▶ _Objective_:
Copy, in full, each line of the material that holds the word "rejsu".

▶ _Extracted data_:
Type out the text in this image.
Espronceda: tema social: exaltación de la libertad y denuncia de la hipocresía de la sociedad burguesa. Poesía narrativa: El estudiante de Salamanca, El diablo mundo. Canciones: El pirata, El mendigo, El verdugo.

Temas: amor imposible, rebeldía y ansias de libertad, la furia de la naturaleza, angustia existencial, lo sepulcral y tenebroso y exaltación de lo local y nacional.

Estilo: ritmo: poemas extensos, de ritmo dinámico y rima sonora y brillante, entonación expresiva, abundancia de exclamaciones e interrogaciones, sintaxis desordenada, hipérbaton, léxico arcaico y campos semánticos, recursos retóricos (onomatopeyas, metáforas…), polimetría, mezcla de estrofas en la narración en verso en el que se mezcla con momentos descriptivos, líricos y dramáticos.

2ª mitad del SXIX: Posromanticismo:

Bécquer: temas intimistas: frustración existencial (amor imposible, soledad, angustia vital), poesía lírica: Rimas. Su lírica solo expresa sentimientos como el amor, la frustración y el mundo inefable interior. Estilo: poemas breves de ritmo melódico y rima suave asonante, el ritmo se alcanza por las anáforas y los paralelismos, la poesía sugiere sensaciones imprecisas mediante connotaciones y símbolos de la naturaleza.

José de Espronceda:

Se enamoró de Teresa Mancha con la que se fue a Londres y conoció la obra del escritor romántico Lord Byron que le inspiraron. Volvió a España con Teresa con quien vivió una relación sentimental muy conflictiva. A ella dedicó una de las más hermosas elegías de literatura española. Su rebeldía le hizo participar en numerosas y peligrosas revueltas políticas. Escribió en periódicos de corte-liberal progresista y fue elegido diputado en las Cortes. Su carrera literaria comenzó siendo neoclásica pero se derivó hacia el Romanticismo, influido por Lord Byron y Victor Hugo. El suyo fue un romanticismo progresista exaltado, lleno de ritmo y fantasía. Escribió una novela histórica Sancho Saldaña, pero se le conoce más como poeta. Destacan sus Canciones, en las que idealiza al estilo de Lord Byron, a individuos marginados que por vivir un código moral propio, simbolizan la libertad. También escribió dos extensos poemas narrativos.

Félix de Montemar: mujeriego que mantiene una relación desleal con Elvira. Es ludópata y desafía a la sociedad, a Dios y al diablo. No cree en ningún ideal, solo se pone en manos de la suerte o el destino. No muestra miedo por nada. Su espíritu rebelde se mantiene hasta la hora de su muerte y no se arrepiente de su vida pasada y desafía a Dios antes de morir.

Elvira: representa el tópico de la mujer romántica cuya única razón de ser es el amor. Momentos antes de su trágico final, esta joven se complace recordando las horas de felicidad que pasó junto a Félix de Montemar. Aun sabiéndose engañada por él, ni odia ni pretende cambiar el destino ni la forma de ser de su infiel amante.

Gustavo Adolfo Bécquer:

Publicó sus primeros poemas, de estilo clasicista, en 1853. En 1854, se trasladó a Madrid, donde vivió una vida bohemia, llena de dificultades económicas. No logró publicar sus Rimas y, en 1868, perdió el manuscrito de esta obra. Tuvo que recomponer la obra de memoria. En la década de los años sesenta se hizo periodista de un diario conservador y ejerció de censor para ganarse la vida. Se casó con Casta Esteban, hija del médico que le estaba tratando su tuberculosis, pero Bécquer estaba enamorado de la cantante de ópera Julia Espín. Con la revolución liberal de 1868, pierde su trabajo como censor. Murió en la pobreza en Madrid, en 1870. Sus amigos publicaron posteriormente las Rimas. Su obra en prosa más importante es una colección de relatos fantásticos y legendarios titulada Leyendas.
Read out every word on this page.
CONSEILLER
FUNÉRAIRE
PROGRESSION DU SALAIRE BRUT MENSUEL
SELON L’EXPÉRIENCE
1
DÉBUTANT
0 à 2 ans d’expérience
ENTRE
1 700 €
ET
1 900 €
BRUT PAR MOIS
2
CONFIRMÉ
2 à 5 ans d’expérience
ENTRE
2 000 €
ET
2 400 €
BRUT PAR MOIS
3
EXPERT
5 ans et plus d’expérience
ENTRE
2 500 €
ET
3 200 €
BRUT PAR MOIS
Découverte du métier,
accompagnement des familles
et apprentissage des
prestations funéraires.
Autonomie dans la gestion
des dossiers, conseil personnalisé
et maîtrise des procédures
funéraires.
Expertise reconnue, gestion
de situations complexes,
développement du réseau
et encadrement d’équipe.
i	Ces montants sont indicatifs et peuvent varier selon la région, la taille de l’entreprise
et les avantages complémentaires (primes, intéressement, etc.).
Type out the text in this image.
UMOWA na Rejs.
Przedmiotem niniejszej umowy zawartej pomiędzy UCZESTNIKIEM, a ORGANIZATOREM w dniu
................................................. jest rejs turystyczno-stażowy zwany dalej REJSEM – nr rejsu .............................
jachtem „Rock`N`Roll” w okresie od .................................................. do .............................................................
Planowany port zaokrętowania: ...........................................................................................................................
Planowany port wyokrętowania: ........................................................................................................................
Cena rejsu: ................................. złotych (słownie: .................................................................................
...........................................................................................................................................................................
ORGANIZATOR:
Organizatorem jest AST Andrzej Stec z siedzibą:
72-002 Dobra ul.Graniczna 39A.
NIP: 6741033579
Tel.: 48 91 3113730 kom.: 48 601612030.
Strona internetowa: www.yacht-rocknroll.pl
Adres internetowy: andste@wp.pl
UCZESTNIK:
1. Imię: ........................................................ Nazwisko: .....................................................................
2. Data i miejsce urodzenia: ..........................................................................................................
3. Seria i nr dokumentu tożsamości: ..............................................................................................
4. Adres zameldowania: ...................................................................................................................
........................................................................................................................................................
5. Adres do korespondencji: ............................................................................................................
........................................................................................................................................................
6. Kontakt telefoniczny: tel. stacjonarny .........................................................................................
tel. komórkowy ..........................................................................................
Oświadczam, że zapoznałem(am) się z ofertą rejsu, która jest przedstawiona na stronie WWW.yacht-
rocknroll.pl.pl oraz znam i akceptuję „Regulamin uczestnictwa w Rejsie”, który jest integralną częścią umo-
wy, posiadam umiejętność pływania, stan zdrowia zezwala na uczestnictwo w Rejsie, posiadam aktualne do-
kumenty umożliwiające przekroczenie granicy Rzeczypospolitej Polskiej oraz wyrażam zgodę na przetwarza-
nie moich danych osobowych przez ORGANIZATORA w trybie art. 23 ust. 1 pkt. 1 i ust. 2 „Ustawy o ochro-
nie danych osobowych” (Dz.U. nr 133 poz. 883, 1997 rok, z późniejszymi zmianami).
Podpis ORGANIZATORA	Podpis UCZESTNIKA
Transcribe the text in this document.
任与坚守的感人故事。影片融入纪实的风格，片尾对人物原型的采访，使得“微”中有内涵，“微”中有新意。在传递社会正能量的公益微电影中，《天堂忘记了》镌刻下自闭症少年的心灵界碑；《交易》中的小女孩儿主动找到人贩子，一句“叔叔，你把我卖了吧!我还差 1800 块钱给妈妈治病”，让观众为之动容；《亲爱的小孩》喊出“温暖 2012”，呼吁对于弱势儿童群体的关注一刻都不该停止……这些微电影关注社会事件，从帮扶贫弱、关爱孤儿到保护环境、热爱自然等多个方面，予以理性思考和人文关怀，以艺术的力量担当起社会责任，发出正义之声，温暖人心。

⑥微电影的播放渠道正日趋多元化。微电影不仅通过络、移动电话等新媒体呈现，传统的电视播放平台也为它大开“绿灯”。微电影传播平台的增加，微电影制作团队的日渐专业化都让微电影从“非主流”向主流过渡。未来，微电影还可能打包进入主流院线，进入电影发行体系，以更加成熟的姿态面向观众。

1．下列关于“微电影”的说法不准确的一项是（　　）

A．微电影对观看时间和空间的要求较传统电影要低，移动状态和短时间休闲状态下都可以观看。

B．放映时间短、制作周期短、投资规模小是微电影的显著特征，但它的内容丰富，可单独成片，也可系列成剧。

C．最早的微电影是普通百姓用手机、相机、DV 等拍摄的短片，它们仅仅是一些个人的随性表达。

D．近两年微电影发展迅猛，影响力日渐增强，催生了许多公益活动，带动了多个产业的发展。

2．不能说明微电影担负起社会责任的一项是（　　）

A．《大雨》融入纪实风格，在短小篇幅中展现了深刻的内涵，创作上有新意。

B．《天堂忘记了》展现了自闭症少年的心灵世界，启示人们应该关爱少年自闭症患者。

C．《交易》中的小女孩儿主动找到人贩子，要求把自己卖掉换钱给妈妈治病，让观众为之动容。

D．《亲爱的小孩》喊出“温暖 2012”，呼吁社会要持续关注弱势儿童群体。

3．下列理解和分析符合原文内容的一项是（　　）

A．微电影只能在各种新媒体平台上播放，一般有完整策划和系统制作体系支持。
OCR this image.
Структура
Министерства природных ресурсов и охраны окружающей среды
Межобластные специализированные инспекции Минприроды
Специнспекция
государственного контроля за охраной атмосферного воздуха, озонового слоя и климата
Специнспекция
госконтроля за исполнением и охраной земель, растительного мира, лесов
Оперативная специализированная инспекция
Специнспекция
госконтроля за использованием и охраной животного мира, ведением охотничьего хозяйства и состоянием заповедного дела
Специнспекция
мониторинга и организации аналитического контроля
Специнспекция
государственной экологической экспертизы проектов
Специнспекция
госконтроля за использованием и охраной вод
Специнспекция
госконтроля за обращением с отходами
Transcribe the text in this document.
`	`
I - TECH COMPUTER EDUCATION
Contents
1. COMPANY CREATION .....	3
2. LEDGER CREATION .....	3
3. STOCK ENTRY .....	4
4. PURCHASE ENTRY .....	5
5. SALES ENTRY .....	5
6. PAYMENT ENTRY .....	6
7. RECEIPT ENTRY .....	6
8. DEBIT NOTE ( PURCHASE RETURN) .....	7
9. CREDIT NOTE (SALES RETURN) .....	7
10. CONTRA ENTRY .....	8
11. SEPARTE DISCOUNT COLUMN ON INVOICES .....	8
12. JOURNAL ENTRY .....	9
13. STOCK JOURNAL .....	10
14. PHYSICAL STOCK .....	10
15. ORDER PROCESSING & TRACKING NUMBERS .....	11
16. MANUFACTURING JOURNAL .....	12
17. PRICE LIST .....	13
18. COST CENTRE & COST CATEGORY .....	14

▶ _Solution_:
................................................. jest rejs turystyczno-stażowy zwany dalej REJSEM – nr rejsu .............................
Cena rejsu: ................................. złotych (słownie: .................................................................................
Oświadczam, że zapoznałem(am) się z ofertą rejsu, która jest przedstawiona na stronie WWW.yacht-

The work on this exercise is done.